◆ Exercise
Assemble all lines in which the string "Search" appears.

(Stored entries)
[BEGIN]

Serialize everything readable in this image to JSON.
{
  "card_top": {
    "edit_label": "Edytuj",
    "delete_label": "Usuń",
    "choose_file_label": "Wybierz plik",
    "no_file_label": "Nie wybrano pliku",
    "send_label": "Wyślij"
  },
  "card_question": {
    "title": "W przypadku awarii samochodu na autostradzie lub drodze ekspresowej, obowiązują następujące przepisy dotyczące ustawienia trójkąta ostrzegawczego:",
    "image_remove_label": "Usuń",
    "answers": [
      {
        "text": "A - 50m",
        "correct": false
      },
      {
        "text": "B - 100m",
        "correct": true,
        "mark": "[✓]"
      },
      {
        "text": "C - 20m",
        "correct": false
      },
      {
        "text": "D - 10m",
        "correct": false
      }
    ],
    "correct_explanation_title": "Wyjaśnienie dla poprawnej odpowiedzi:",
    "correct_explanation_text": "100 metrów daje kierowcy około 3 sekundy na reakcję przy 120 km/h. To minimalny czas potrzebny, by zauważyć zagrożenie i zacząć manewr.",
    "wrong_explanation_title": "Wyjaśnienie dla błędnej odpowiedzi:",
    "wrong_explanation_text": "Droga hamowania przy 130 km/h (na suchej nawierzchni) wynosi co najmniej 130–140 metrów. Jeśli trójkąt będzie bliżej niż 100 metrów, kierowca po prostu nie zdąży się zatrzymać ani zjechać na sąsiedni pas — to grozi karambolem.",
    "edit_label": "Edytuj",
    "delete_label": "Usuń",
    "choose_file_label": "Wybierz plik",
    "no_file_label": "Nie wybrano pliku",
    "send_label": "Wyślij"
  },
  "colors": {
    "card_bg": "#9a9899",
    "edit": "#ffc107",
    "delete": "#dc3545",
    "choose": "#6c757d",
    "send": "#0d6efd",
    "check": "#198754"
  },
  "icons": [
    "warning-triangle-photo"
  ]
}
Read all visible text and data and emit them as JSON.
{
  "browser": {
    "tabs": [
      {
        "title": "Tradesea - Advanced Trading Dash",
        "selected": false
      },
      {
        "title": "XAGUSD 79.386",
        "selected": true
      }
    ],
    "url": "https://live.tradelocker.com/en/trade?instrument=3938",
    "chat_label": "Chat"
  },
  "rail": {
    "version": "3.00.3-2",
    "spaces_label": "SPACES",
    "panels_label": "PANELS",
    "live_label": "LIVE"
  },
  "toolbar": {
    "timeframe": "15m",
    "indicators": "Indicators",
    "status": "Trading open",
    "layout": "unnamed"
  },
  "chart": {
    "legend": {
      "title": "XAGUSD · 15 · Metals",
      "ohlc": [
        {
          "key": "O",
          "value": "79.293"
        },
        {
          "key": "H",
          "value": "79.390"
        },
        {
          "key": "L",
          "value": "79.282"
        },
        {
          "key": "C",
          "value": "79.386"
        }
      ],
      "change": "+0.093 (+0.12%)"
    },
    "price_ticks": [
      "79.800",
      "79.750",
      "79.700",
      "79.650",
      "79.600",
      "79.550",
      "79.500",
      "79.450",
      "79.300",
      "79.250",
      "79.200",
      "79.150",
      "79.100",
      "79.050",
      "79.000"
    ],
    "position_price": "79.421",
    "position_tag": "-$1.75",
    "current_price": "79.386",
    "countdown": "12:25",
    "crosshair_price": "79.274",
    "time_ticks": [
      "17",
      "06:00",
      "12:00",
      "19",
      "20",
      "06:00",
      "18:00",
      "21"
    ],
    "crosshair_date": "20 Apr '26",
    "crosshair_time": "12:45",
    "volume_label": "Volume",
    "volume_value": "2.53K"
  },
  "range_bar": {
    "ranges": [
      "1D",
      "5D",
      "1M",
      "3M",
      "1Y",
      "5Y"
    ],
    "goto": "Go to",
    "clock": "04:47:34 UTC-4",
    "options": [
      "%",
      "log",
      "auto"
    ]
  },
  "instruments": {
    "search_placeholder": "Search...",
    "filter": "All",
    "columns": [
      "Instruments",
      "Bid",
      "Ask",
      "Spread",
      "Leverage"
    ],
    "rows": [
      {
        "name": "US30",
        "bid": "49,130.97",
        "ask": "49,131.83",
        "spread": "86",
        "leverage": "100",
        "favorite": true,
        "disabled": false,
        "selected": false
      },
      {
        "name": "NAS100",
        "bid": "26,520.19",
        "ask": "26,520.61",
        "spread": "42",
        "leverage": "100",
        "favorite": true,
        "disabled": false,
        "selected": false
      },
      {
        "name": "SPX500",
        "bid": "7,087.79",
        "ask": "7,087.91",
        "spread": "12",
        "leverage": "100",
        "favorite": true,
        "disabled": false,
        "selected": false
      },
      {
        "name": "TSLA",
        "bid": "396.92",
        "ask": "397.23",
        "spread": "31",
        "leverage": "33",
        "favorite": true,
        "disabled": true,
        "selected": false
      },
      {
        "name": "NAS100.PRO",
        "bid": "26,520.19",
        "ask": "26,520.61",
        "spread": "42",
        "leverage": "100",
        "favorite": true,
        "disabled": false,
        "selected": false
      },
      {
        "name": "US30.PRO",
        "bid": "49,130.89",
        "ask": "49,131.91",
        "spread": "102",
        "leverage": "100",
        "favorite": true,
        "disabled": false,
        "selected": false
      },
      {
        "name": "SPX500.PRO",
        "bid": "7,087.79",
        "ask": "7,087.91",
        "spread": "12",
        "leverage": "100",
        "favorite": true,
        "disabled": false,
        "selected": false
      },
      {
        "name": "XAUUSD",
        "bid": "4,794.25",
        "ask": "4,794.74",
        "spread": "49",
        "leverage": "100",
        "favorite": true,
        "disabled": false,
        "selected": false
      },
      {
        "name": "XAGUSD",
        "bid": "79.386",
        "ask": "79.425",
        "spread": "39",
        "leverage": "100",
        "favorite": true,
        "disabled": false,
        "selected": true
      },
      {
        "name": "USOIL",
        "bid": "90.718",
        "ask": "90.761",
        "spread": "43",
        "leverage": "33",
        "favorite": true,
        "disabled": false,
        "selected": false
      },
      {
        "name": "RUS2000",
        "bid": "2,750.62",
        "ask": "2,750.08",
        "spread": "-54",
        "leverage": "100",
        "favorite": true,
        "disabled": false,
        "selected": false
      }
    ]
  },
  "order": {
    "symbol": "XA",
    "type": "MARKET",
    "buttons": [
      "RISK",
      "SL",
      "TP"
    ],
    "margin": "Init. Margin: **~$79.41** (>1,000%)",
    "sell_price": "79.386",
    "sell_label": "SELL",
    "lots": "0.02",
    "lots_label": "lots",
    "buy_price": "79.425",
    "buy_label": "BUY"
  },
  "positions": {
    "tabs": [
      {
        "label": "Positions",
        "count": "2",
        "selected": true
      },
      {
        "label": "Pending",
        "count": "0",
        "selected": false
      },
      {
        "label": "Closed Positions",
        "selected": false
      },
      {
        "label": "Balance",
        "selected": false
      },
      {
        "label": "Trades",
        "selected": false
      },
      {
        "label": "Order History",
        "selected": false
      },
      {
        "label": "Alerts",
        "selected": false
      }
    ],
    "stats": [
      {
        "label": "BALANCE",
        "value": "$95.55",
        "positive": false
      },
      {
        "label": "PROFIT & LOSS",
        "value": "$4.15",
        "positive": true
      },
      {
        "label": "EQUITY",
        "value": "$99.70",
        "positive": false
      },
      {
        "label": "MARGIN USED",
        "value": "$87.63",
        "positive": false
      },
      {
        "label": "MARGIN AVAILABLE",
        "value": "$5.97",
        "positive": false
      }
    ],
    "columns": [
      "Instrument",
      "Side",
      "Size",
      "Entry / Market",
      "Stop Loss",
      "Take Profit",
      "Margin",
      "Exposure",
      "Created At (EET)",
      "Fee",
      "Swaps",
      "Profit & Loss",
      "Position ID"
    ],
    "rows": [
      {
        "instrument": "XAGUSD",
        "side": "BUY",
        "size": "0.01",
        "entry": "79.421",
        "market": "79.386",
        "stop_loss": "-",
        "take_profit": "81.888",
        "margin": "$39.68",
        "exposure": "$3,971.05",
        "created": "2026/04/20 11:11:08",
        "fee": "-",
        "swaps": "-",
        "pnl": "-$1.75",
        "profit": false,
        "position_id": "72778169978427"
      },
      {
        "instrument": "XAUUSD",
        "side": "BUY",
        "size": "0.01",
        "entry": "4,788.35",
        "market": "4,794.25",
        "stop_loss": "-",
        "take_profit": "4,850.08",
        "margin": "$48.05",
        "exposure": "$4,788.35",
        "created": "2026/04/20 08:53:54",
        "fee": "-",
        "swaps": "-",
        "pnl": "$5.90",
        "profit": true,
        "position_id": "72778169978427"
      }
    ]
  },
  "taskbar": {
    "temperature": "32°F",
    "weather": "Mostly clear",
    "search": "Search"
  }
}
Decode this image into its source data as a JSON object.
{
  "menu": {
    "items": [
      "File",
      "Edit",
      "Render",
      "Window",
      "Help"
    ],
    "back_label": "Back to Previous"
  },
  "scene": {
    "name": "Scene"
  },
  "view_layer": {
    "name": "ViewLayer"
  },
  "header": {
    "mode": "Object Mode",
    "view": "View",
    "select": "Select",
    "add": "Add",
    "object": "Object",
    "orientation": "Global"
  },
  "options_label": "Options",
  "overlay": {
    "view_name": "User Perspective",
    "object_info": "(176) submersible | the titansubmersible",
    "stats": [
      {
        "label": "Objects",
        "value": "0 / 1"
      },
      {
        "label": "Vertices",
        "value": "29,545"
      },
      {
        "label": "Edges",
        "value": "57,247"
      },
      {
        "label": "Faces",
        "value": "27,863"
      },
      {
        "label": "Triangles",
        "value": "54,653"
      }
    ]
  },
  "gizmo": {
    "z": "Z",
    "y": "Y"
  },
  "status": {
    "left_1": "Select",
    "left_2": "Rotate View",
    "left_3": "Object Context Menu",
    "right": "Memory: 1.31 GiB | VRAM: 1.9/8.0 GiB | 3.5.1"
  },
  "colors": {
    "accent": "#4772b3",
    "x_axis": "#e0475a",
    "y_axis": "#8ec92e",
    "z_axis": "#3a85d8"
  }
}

[END]

◆ Output for this exercise
    "search_placeholder": "Search...",
    "search": "Search"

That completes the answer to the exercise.